PROBLEM DETAILS.
State how many lines of the entries below hold the word "type"; reply with nothing but the number.

· · · · ·

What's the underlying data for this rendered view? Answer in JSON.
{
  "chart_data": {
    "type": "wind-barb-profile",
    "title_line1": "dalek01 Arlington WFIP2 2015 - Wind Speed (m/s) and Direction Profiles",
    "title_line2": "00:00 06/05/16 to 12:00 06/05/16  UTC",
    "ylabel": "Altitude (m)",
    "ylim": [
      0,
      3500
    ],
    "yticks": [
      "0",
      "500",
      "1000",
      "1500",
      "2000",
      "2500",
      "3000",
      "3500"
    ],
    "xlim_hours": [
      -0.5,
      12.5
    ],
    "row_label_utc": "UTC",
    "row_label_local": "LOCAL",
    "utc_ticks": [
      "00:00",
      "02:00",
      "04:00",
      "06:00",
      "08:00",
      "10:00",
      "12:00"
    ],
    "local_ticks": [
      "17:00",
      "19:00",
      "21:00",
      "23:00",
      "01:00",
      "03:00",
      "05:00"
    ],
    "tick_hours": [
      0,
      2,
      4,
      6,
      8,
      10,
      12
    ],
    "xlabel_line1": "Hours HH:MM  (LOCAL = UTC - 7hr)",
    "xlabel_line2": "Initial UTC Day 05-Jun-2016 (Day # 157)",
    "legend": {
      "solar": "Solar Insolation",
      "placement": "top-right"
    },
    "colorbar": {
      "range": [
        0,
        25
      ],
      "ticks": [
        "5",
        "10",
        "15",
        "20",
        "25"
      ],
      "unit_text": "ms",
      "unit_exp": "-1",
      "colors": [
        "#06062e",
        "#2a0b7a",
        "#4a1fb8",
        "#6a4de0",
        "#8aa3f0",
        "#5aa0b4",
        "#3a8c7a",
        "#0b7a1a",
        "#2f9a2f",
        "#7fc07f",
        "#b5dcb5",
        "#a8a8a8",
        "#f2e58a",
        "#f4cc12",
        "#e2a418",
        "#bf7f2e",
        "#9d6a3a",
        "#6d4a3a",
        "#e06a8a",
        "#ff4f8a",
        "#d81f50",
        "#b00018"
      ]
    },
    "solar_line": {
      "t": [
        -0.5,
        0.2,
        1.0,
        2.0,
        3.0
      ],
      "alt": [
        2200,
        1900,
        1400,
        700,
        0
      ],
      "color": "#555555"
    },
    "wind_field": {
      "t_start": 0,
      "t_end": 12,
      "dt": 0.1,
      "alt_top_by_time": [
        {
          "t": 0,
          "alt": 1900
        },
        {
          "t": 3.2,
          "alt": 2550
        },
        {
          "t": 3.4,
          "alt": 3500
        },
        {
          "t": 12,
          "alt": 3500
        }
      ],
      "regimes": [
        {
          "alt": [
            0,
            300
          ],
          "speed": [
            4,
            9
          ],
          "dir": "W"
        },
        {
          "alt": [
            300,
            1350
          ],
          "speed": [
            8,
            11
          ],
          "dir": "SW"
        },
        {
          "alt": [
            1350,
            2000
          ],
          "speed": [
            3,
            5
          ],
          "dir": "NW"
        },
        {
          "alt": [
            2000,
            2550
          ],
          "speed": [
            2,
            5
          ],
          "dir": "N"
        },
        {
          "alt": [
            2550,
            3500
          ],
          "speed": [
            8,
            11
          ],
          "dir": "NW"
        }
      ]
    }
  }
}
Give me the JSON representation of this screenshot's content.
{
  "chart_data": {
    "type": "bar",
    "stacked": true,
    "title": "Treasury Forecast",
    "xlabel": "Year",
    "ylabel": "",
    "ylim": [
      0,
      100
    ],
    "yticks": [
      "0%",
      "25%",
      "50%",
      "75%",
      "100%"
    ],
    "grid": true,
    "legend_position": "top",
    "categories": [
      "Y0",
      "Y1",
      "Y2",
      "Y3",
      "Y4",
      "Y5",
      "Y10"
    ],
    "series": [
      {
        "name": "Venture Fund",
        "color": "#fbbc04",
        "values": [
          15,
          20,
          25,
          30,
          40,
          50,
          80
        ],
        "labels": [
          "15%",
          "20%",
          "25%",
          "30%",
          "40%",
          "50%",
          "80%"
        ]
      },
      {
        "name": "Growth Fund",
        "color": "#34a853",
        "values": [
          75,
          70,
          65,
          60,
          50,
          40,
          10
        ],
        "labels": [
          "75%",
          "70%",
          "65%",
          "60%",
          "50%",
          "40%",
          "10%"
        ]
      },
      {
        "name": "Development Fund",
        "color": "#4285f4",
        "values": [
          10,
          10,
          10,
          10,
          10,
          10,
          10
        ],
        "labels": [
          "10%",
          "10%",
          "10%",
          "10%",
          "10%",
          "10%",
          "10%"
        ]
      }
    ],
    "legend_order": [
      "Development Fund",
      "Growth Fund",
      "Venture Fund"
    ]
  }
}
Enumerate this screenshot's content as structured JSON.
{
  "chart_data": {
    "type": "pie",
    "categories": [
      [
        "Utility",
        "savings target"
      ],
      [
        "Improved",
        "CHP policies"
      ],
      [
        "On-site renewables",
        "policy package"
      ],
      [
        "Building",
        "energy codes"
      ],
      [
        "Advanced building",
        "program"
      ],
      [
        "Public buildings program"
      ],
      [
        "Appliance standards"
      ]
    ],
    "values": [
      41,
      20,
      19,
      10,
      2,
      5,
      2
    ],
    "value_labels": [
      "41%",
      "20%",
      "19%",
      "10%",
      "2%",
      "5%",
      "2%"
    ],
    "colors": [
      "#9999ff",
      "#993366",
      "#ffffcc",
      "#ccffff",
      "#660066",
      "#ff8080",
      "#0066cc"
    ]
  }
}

· · · · ·

FULL ANSWER.
3